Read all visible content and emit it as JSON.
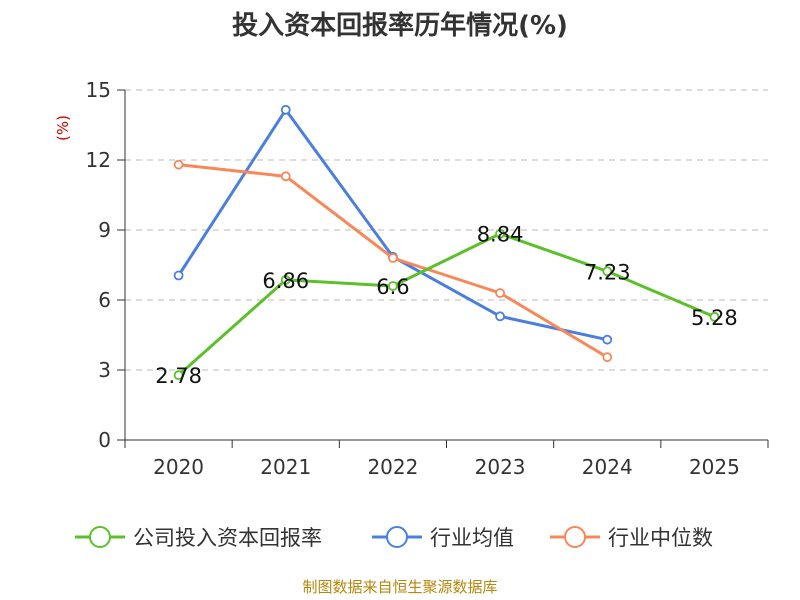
{
  "chart_data": {
    "type": "line",
    "title": "投入资本回报率历年情况(%)",
    "ylabel": "(%)",
    "xlabel": "",
    "categories": [
      "2020",
      "2021",
      "2022",
      "2023",
      "2024",
      "2025"
    ],
    "ylim": [
      0,
      15
    ],
    "yticks": [
      0,
      3,
      6,
      9,
      12,
      15
    ],
    "grid": true,
    "legend_position": "bottom",
    "series": [
      {
        "name": "公司投入资本回报率",
        "color": "#5cc02a",
        "values": [
          2.78,
          6.86,
          6.6,
          8.84,
          7.23,
          5.28
        ],
        "labels": [
          "2.78",
          "6.86",
          "6.6",
          "8.84",
          "7.23",
          "5.28"
        ],
        "show_labels": true
      },
      {
        "name": "行业均值",
        "color": "#4a7fe0",
        "values": [
          7.05,
          14.15,
          7.85,
          5.3,
          4.3,
          null
        ],
        "show_labels": false
      },
      {
        "name": "行业中位数",
        "color": "#f7885a",
        "values": [
          11.8,
          11.3,
          7.8,
          6.3,
          3.55,
          null
        ],
        "show_labels": false
      }
    ],
    "source": "制图数据来自恒生聚源数据库"
  }
}
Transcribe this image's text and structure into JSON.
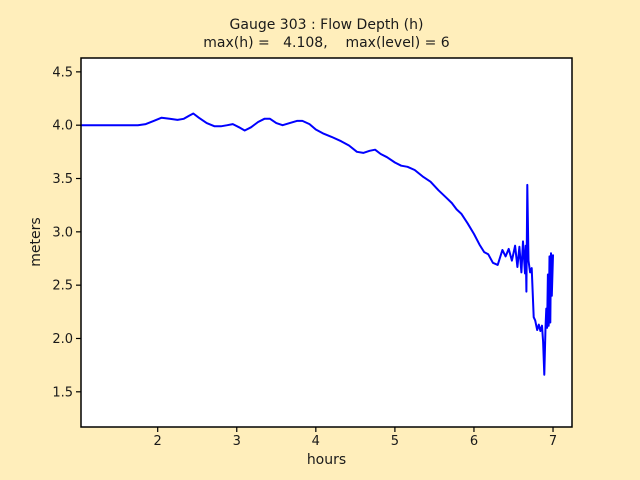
{
  "colors": {
    "figure_bg": "#ffeebb",
    "plot_bg": "#ffffff",
    "line": "#0000ff",
    "text": "#1a1a1a",
    "axis": "#000000"
  },
  "chart_data": {
    "type": "line",
    "title": "Gauge 303 : Flow Depth (h)",
    "subtitle": "max(h) =   4.108,    max(level) = 6",
    "xlabel": "hours",
    "ylabel": "meters",
    "xlim": [
      1.03,
      7.24
    ],
    "ylim": [
      1.17,
      4.63
    ],
    "xticks": [
      2,
      3,
      4,
      5,
      6,
      7
    ],
    "yticks": [
      4.5,
      4.0,
      3.5,
      3.0,
      2.5,
      2.0,
      1.5
    ],
    "grid": false,
    "legend_position": "none",
    "annotations": {
      "max_h": 4.108,
      "max_level": 6
    },
    "series": [
      {
        "name": "flow depth h",
        "x": [
          1.03,
          1.2,
          1.4,
          1.6,
          1.75,
          1.85,
          1.95,
          2.05,
          2.15,
          2.25,
          2.33,
          2.4,
          2.45,
          2.52,
          2.62,
          2.72,
          2.8,
          2.88,
          2.95,
          3.03,
          3.1,
          3.18,
          3.27,
          3.35,
          3.42,
          3.5,
          3.58,
          3.67,
          3.76,
          3.83,
          3.92,
          4.0,
          4.1,
          4.2,
          4.32,
          4.42,
          4.52,
          4.6,
          4.68,
          4.75,
          4.82,
          4.9,
          5.0,
          5.08,
          5.16,
          5.25,
          5.35,
          5.45,
          5.55,
          5.65,
          5.72,
          5.78,
          5.84,
          5.92,
          6.0,
          6.07,
          6.13,
          6.18,
          6.24,
          6.3,
          6.36,
          6.4,
          6.44,
          6.48,
          6.52,
          6.55,
          6.575,
          6.6,
          6.62,
          6.645,
          6.655,
          6.663,
          6.675,
          6.69,
          6.71,
          6.73,
          6.755,
          6.775,
          6.8,
          6.82,
          6.84,
          6.86,
          6.875,
          6.89,
          6.905,
          6.915,
          6.925,
          6.935,
          6.945,
          6.955,
          6.965,
          6.975,
          6.985,
          7.0
        ],
        "y": [
          4.0,
          4.0,
          4.0,
          4.0,
          4.0,
          4.01,
          4.04,
          4.07,
          4.06,
          4.05,
          4.06,
          4.09,
          4.11,
          4.07,
          4.02,
          3.99,
          3.99,
          4.0,
          4.01,
          3.98,
          3.95,
          3.98,
          4.03,
          4.06,
          4.06,
          4.02,
          4.0,
          4.02,
          4.04,
          4.04,
          4.01,
          3.96,
          3.92,
          3.89,
          3.85,
          3.81,
          3.75,
          3.74,
          3.76,
          3.77,
          3.73,
          3.7,
          3.65,
          3.62,
          3.61,
          3.58,
          3.52,
          3.47,
          3.39,
          3.32,
          3.27,
          3.21,
          3.17,
          3.08,
          2.98,
          2.88,
          2.81,
          2.79,
          2.71,
          2.69,
          2.83,
          2.77,
          2.84,
          2.73,
          2.87,
          2.67,
          2.86,
          2.62,
          2.91,
          2.61,
          2.87,
          2.44,
          3.44,
          2.73,
          2.62,
          2.66,
          2.2,
          2.17,
          2.08,
          2.13,
          2.07,
          2.12,
          1.97,
          1.66,
          2.1,
          2.28,
          2.1,
          2.6,
          2.12,
          2.77,
          2.15,
          2.8,
          2.4,
          2.78
        ]
      }
    ]
  }
}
*****
→ **Directions**: Reproduce the material word for word, minus the images.

→ **Solution**:
Read all visible content and emit it as JSON.
{
  "chart_data": {
    "type": "line",
    "title": "投入资本回报率历年情况(%)",
    "ylabel": "(%)",
    "xlabel": "",
    "categories": [
      "2020",
      "2021",
      "2022",
      "2023",
      "2024",
      "2025"
    ],
    "ylim": [
      0,
      15
    ],
    "yticks": [
      0,
      3,
      6,
      9,
      12,
      15
    ],
    "grid": true,
    "legend_position": "bottom",
    "series": [
      {
        "name": "公司投入资本回报率",
        "color": "#5cc02a",
        "values": [
          2.78,
          6.86,
          6.6,
          8.84,
          7.23,
          5.28
        ],
        "labels": [
          "2.78",
          "6.86",
          "6.6",
          "8.84",
          "7.23",
          "5.28"
        ],
        "show_labels": true
      },
      {
        "name": "行业均值",
        "color": "#4a7fe0",
        "values": [
          7.05,
          14.15,
          7.85,
          5.3,
          4.3,
          null
        ],
        "show_labels": false
      },
      {
        "name": "行业中位数",
        "color": "#f7885a",
        "values": [
          11.8,
          11.3,
          7.8,
          6.3,
          3.55,
          null
        ],
        "show_labels": false
      }
    ],
    "source": "制图数据来自恒生聚源数据库"
  }
}
Transcribe this image's text and structure into JSON.
{
  "colors": {
    "figure_bg": "#ffeebb",
    "plot_bg": "#ffffff",
    "line": "#0000ff",
    "text": "#1a1a1a",
    "axis": "#000000"
  },
  "chart_data": {
    "type": "line",
    "title": "Gauge 303 : Flow Depth (h)",
    "subtitle": "max(h) =   4.108,    max(level) = 6",
    "xlabel": "hours",
    "ylabel": "meters",
    "xlim": [
      1.03,
      7.24
    ],
    "ylim": [
      1.17,
      4.63
    ],
    "xticks": [
      2,
      3,
      4,
      5,
      6,
      7
    ],
    "yticks": [
      4.5,
      4.0,
      3.5,
      3.0,
      2.5,
      2.0,
      1.5
    ],
    "grid": false,
    "legend_position": "none",
    "annotations": {
      "max_h": 4.108,
      "max_level": 6
    },
    "series": [
      {
        "name": "flow depth h",
        "x": [
          1.03,
          1.2,
          1.4,
          1.6,
          1.75,
          1.85,
          1.95,
          2.05,
          2.15,
          2.25,
          2.33,
          2.4,
          2.45,
          2.52,
          2.62,
          2.72,
          2.8,
          2.88,
          2.95,
          3.03,
          3.1,
          3.18,
          3.27,
          3.35,
          3.42,
          3.5,
          3.58,
          3.67,
          3.76,
          3.83,
          3.92,
          4.0,
          4.1,
          4.2,
          4.32,
          4.42,
          4.52,
          4.6,
          4.68,
          4.75,
          4.82,
          4.9,
          5.0,
          5.08,
          5.16,
          5.25,
          5.35,
          5.45,
          5.55,
          5.65,
          5.72,
          5.78,
          5.84,
          5.92,
          6.0,
          6.07,
          6.13,
          6.18,
          6.24,
          6.3,
          6.36,
          6.4,
          6.44,
          6.48,
          6.52,
          6.55,
          6.575,
          6.6,
          6.62,
          6.645,
          6.655,
          6.663,
          6.675,
          6.69,
          6.71,
          6.73,
          6.755,
          6.775,
          6.8,
          6.82,
          6.84,
          6.86,
          6.875,
          6.89,
          6.905,
          6.915,
          6.925,
          6.935,
          6.945,
          6.955,
          6.965,
          6.975,
          6.985,
          7.0
        ],
        "y": [
          4.0,
          4.0,
          4.0,
          4.0,
          4.0,
          4.01,
          4.04,
          4.07,
          4.06,
          4.05,
          4.06,
          4.09,
          4.11,
          4.07,
          4.02,
          3.99,
          3.99,
          4.0,
          4.01,
          3.98,
          3.95,
          3.98,
          4.03,
          4.06,
          4.06,
          4.02,
          4.0,
          4.02,
          4.04,
          4.04,
          4.01,
          3.96,
          3.92,
          3.89,
          3.85,
          3.81,
          3.75,
          3.74,
          3.76,
          3.77,
          3.73,
          3.7,
          3.65,
          3.62,
          3.61,
          3.58,
          3.52,
          3.47,
          3.39,
          3.32,
          3.27,
          3.21,
          3.17,
          3.08,
          2.98,
          2.88,
          2.81,
          2.79,
          2.71,
          2.69,
          2.83,
          2.77,
          2.84,
          2.73,
          2.87,
          2.67,
          2.86,
          2.62,
          2.91,
          2.61,
          2.87,
          2.44,
          3.44,
          2.73,
          2.62,
          2.66,
          2.2,
          2.17,
          2.08,
          2.13,
          2.07,
          2.12,
          1.97,
          1.66,
          2.1,
          2.28,
          2.1,
          2.6,
          2.12,
          2.77,
          2.15,
          2.8,
          2.4,
          2.78
        ]
      }
    ]
  }
}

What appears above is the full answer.